___ DATASET RECORDS ___

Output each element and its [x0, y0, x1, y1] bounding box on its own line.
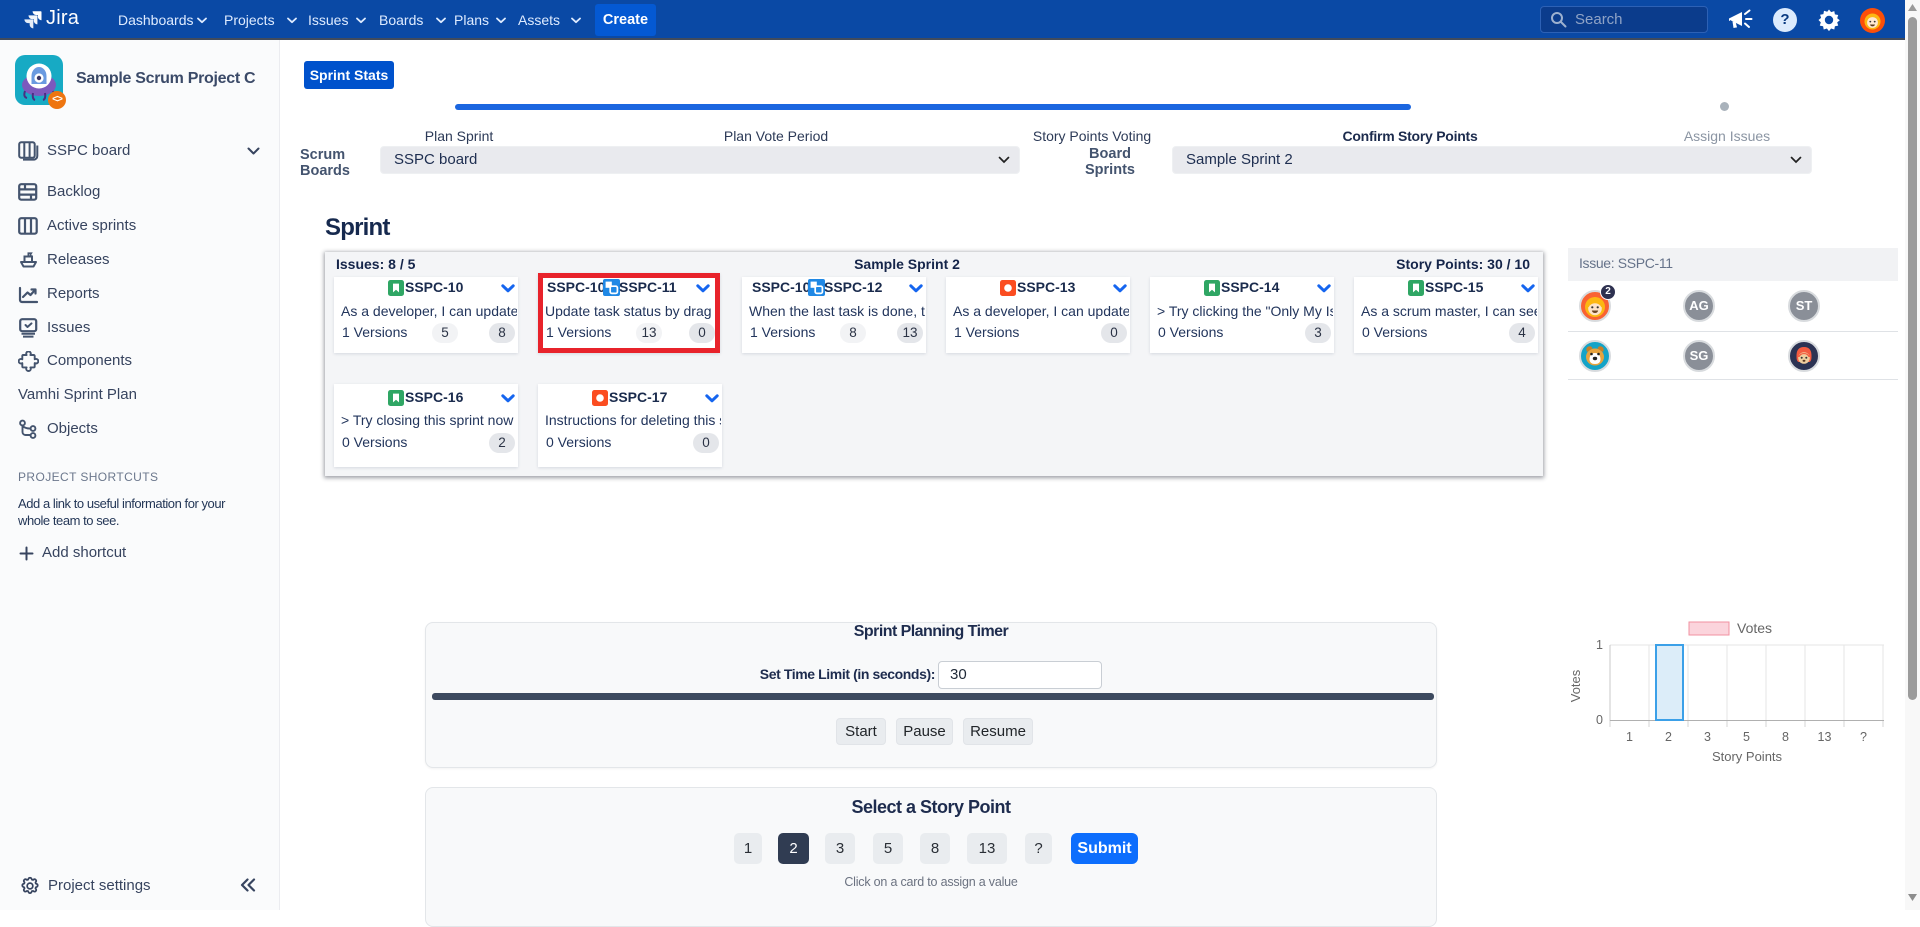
svg-text:8: 8	[1782, 730, 1789, 744]
svg-text:?: ?	[1860, 730, 1867, 744]
svg-text:5: 5	[1743, 730, 1750, 744]
svg-text:Story Points: Story Points	[1712, 749, 1783, 764]
svg-text:2: 2	[1665, 730, 1672, 744]
svg-text:Votes: Votes	[1737, 620, 1772, 636]
svg-text:1: 1	[1626, 730, 1633, 744]
svg-text:Votes: Votes	[1568, 669, 1583, 702]
svg-text:13: 13	[1818, 730, 1832, 744]
svg-text:0: 0	[1596, 713, 1603, 727]
svg-text:1: 1	[1596, 638, 1603, 652]
svg-text:3: 3	[1704, 730, 1711, 744]
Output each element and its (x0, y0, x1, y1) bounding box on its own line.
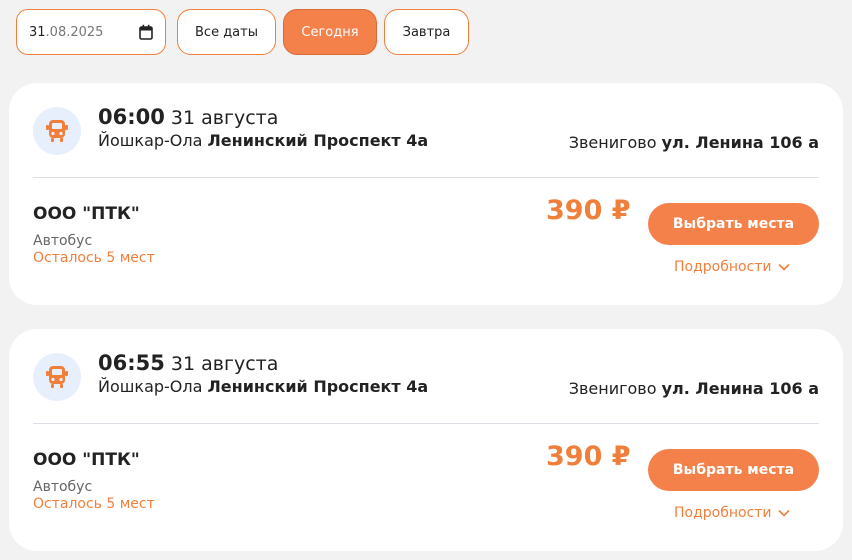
from-stop: Ленинский Проспект 4а (207, 377, 429, 396)
ticket-price: 390 ₽ (546, 441, 631, 472)
departure-place: Йошкар-Ола Ленинский Проспект 4а (98, 131, 428, 150)
trip-card: 06:55 31 августа Йошкар-Ола Ленинский Пр… (9, 329, 843, 551)
to-stop: ул. Ленина 106 а (661, 379, 819, 398)
ticket-price: 390 ₽ (546, 195, 631, 226)
select-seats-button[interactable]: Выбрать места (648, 203, 819, 245)
seats-left: Осталось 5 мест (33, 496, 155, 512)
calendar-icon[interactable] (139, 24, 153, 40)
chevron-down-icon (777, 509, 790, 517)
all-dates-button[interactable]: Все даты (177, 9, 276, 55)
bus-icon (46, 366, 68, 388)
bus-icon-circle (33, 353, 81, 401)
departure-place: Йошкар-Ола Ленинский Проспект 4а (98, 377, 428, 396)
to-city: Звенигово (568, 133, 657, 152)
vehicle-type: Автобус (33, 233, 93, 249)
vehicle-type: Автобус (33, 479, 93, 495)
bus-icon-circle (33, 107, 81, 155)
from-city: Йошкар-Ола (98, 377, 203, 396)
departure-time: 06:00 (98, 105, 165, 129)
details-link[interactable]: Подробности (674, 259, 790, 275)
date-value-day: 31 (29, 24, 46, 40)
divider (33, 177, 819, 178)
details-label: Подробности (674, 505, 772, 521)
to-stop: ул. Ленина 106 а (661, 133, 819, 152)
departure-time: 06:55 (98, 351, 165, 375)
bus-icon (46, 120, 68, 142)
date-value-rest: .08.2025 (45, 24, 104, 40)
from-city: Йошкар-Ола (98, 131, 203, 150)
departure-line: 06:00 31 августа (98, 105, 278, 129)
seats-left: Осталось 5 мест (33, 250, 155, 266)
departure-line: 06:55 31 августа (98, 351, 278, 375)
trip-card: 06:00 31 августа Йошкар-Ола Ленинский Пр… (9, 83, 843, 305)
departure-date: 31 августа (170, 353, 279, 375)
select-seats-button[interactable]: Выбрать места (648, 449, 819, 491)
tomorrow-button[interactable]: Завтра (384, 9, 469, 55)
arrival-place: Звенигово ул. Ленина 106 а (569, 379, 819, 398)
today-button[interactable]: Сегодня (283, 9, 377, 55)
from-stop: Ленинский Проспект 4а (207, 131, 429, 150)
details-link[interactable]: Подробности (674, 505, 790, 521)
carrier-name: ООО "ПТК" (33, 204, 140, 224)
date-input[interactable]: 31.08.2025 (16, 9, 166, 55)
departure-date: 31 августа (170, 107, 279, 129)
details-label: Подробности (674, 259, 772, 275)
divider (33, 423, 819, 424)
to-city: Звенигово (568, 379, 657, 398)
chevron-down-icon (777, 263, 790, 271)
carrier-name: ООО "ПТК" (33, 450, 140, 470)
arrival-place: Звенигово ул. Ленина 106 а (569, 133, 819, 152)
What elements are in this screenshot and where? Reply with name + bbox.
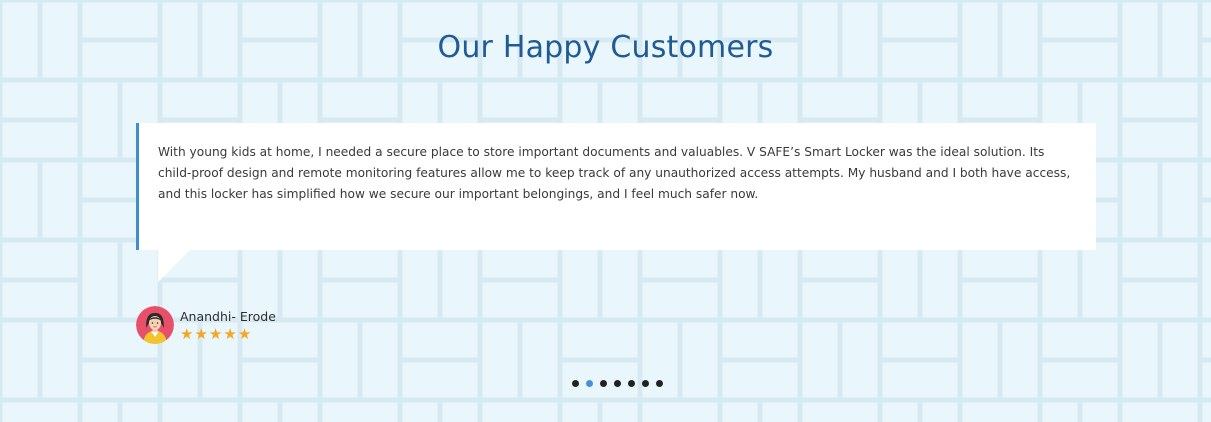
star-icon: ★ xyxy=(208,325,223,343)
carousel-dot-4[interactable] xyxy=(614,380,621,387)
carousel-dot-5[interactable] xyxy=(628,380,635,387)
woman-avatar-icon xyxy=(136,306,174,344)
speech-bubble-pointer xyxy=(158,249,191,282)
author-info: Anandhi- Erode ★ ★ ★ ★ ★ xyxy=(180,309,276,342)
author-name: Anandhi- Erode xyxy=(180,308,276,324)
testimonial-quote: With young kids at home, I needed a secu… xyxy=(158,145,1071,201)
star-icon: ★ xyxy=(223,325,237,343)
star-icon: ★ xyxy=(237,325,252,343)
star-icon: ★ xyxy=(180,325,194,343)
carousel-dot-7[interactable] xyxy=(656,380,663,387)
carousel-dot-3[interactable] xyxy=(600,380,607,387)
section-title: Our Happy Customers xyxy=(437,30,774,65)
testimonial-author: Anandhi- Erode ★ ★ ★ ★ ★ xyxy=(136,306,276,344)
carousel-dot-6[interactable] xyxy=(642,380,649,387)
carousel-dot-1[interactable] xyxy=(572,380,579,387)
carousel-dot-2[interactable] xyxy=(586,380,593,387)
carousel-pagination xyxy=(572,380,663,387)
testimonials-section: Our Happy Customers With young kids at h… xyxy=(0,0,1211,422)
star-rating: ★ ★ ★ ★ ★ xyxy=(180,327,276,342)
star-icon: ★ xyxy=(194,325,208,343)
testimonial-card: With young kids at home, I needed a secu… xyxy=(136,123,1096,250)
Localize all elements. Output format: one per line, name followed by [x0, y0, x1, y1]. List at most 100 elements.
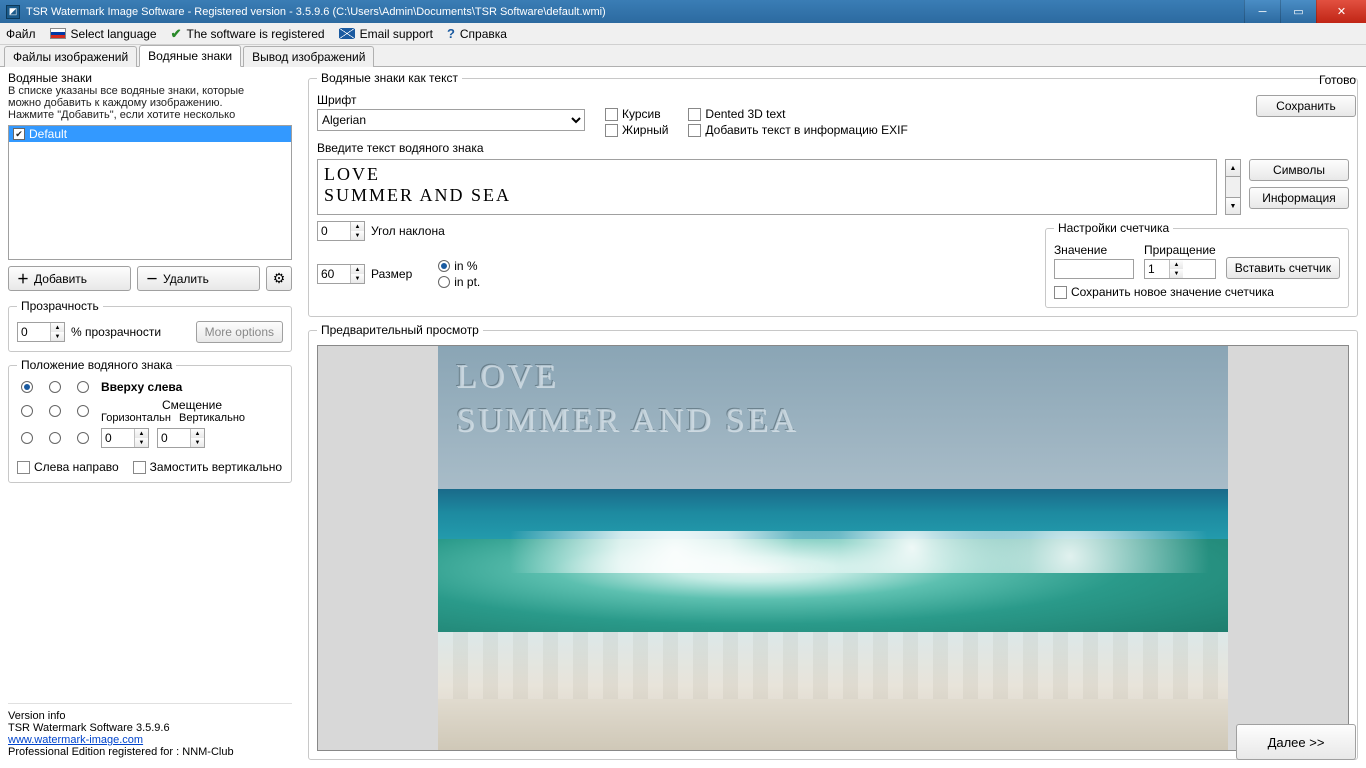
offset-h-input[interactable] [102, 429, 134, 447]
pos-radio-bl[interactable] [21, 432, 33, 444]
menubar: Файл Select language ✔ The software is r… [0, 23, 1366, 45]
counter-incr-input[interactable] [1145, 260, 1169, 278]
counter-title: Настройки счетчика [1054, 221, 1173, 235]
position-group: Положение водяного знака Вверху слева См… [8, 358, 292, 483]
add-button-label: Добавить [34, 272, 87, 286]
tab-watermarks[interactable]: Водяные знаки [139, 45, 241, 67]
offset-horiz-label: Горизонтальн [101, 412, 171, 424]
textarea-scrollbar[interactable]: ▲ ▼ [1225, 159, 1241, 215]
wm-list-group: Водяные знаки В списке указаны все водян… [8, 71, 292, 291]
titlebar: ◩ TSR Watermark Image Software - Registe… [0, 0, 1366, 23]
offset-h-spinner[interactable]: ▲▼ [101, 428, 149, 448]
wm-list-item[interactable]: ✔ Default [9, 126, 291, 142]
close-button[interactable]: ✕ [1316, 0, 1366, 23]
watermark-overlay: LOVE SUMMER AND SEA [456, 358, 798, 440]
pos-selected-label: Вверху слева [101, 380, 283, 394]
preview-group: Предварительный просмотр LOVE SUMMER AND… [308, 323, 1358, 760]
size-label: Размер [371, 267, 412, 281]
preview-image: LOVE SUMMER AND SEA [438, 346, 1228, 751]
window-controls: ─ ▭ ✕ [1244, 0, 1366, 23]
angle-input[interactable] [318, 222, 350, 240]
bold-checkbox[interactable]: Жирный [605, 123, 668, 137]
preview-title: Предварительный просмотр [317, 323, 483, 337]
dented-checkbox[interactable]: Dented 3D text [688, 107, 907, 121]
counter-incr-spinner[interactable]: ▲▼ [1144, 259, 1216, 279]
next-button[interactable]: Далее >> [1236, 724, 1356, 760]
spin-up-icon[interactable]: ▲ [51, 323, 64, 332]
font-select[interactable]: Algerian [317, 109, 585, 131]
symbols-button[interactable]: Символы [1249, 159, 1349, 181]
wm-list[interactable]: ✔ Default [8, 125, 292, 260]
pos-radio-bc[interactable] [49, 432, 61, 444]
window-title: TSR Watermark Image Software - Registere… [26, 6, 606, 18]
counter-value-input[interactable] [1054, 259, 1134, 279]
tab-row: Файлы изображений Водяные знаки Вывод из… [0, 45, 1366, 67]
delete-button-label: Удалить [163, 272, 209, 286]
delete-button[interactable]: － Удалить [137, 266, 260, 291]
tile-label: Замостить вертикально [150, 460, 282, 474]
save-button[interactable]: Сохранить [1256, 95, 1356, 117]
tile-checkbox[interactable]: Замостить вертикально [133, 460, 282, 474]
pos-radio-mc[interactable] [49, 405, 61, 417]
wm-item-checkbox[interactable]: ✔ [13, 128, 25, 140]
ltr-label: Слева направо [34, 460, 119, 474]
menu-help-label: Справка [460, 27, 507, 41]
pos-radio-tl[interactable] [21, 381, 33, 393]
pos-radio-tc[interactable] [49, 381, 61, 393]
transparency-title: Прозрачность [17, 299, 103, 313]
pos-radio-tr[interactable] [77, 381, 89, 393]
spin-down-icon[interactable]: ▼ [51, 332, 64, 341]
exif-checkbox[interactable]: Добавить текст в информацию EXIF [688, 123, 907, 137]
offset-v-input[interactable] [158, 429, 190, 447]
flag-icon [50, 28, 66, 39]
menu-email[interactable]: Email support [339, 27, 433, 41]
watermark-text-input[interactable]: LOVE SUMMER AND SEA [317, 159, 1217, 215]
menu-help[interactable]: ? Справка [447, 26, 507, 41]
pos-radio-br[interactable] [77, 432, 89, 444]
counter-incr-label: Приращение [1144, 243, 1216, 257]
transparency-input[interactable] [18, 323, 50, 341]
wm-group-desc1: В списке указаны все водяные знаки, кото… [8, 85, 292, 97]
scroll-up-icon[interactable]: ▲ [1225, 159, 1241, 177]
menu-email-label: Email support [360, 27, 433, 41]
transparency-spinner[interactable]: ▲▼ [17, 322, 65, 342]
wm-group-desc3: Нажмите "Добавить", если хотите нескольк… [8, 109, 292, 121]
counter-group: Настройки счетчика Значение Приращение ▲… [1045, 221, 1349, 308]
wm-item-label: Default [29, 127, 67, 141]
tab-files[interactable]: Файлы изображений [4, 46, 137, 67]
wm-group-desc2: можно добавить к каждому изображению. [8, 97, 292, 109]
angle-spinner[interactable]: ▲▼ [317, 221, 365, 241]
size-spinner[interactable]: ▲▼ [317, 264, 365, 284]
text-watermark-group: Водяные знаки как текст Шрифт Algerian К… [308, 71, 1358, 317]
font-label: Шрифт [317, 93, 585, 107]
size-input[interactable] [318, 265, 350, 283]
settings-button[interactable]: ⚙ [266, 266, 292, 291]
more-options-button[interactable]: More options [196, 321, 283, 343]
pos-radio-mr[interactable] [77, 405, 89, 417]
minimize-button[interactable]: ─ [1244, 0, 1280, 23]
info-button[interactable]: Информация [1249, 187, 1349, 209]
menu-file[interactable]: Файл [6, 27, 36, 41]
menu-language[interactable]: Select language [50, 27, 157, 41]
pos-radio-ml[interactable] [21, 405, 33, 417]
maximize-button[interactable]: ▭ [1280, 0, 1316, 23]
offset-v-spinner[interactable]: ▲▼ [157, 428, 205, 448]
add-button[interactable]: ＋ Добавить [8, 266, 131, 291]
menu-registered[interactable]: ✔ The software is registered [171, 26, 325, 42]
italic-checkbox[interactable]: Курсив [605, 107, 668, 121]
plus-icon: ＋ [17, 270, 29, 287]
unit-percent-radio[interactable]: in % [438, 259, 480, 273]
version-url[interactable]: www.watermark-image.com [8, 734, 143, 746]
insert-counter-button[interactable]: Вставить счетчик [1226, 257, 1340, 279]
preview-box: LOVE SUMMER AND SEA [317, 345, 1349, 751]
app-icon: ◩ [6, 5, 20, 19]
save-counter-checkbox[interactable]: Сохранить новое значение счетчика [1054, 285, 1340, 299]
tab-output[interactable]: Вывод изображений [243, 46, 374, 67]
gear-icon: ⚙ [273, 270, 286, 287]
text-watermark-title: Водяные знаки как текст [317, 71, 462, 85]
offset-title: Смещение [101, 398, 283, 412]
unit-pt-radio[interactable]: in pt. [438, 275, 480, 289]
scroll-down-icon[interactable]: ▼ [1225, 197, 1241, 215]
minus-icon: － [146, 270, 158, 287]
ltr-checkbox[interactable]: Слева направо [17, 460, 119, 474]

___

■ **THE EXERCISE**: Reproduce the listing above verbatim, from the line containing "730, 1789, 744]" through the line containing "Output each element and its (x0, y0, x1, y1)", including both of those lines.

■ **EXERCISE SOLUTION**:
svg-text:8: 8	[1782, 730, 1789, 744]
svg-text:?: ?	[1860, 730, 1867, 744]
svg-text:5: 5	[1743, 730, 1750, 744]
svg-text:Story Points: Story Points	[1712, 749, 1783, 764]
svg-text:2: 2	[1665, 730, 1672, 744]
svg-text:Votes: Votes	[1737, 620, 1772, 636]
svg-text:1: 1	[1626, 730, 1633, 744]
svg-text:Votes: Votes	[1568, 669, 1583, 702]
svg-text:13: 13	[1818, 730, 1832, 744]
svg-text:0: 0	[1596, 713, 1603, 727]
svg-text:1: 1	[1596, 638, 1603, 652]
svg-text:3: 3	[1704, 730, 1711, 744]
Output each element and its (x0, y0, x1, y1) bounding box on its own line.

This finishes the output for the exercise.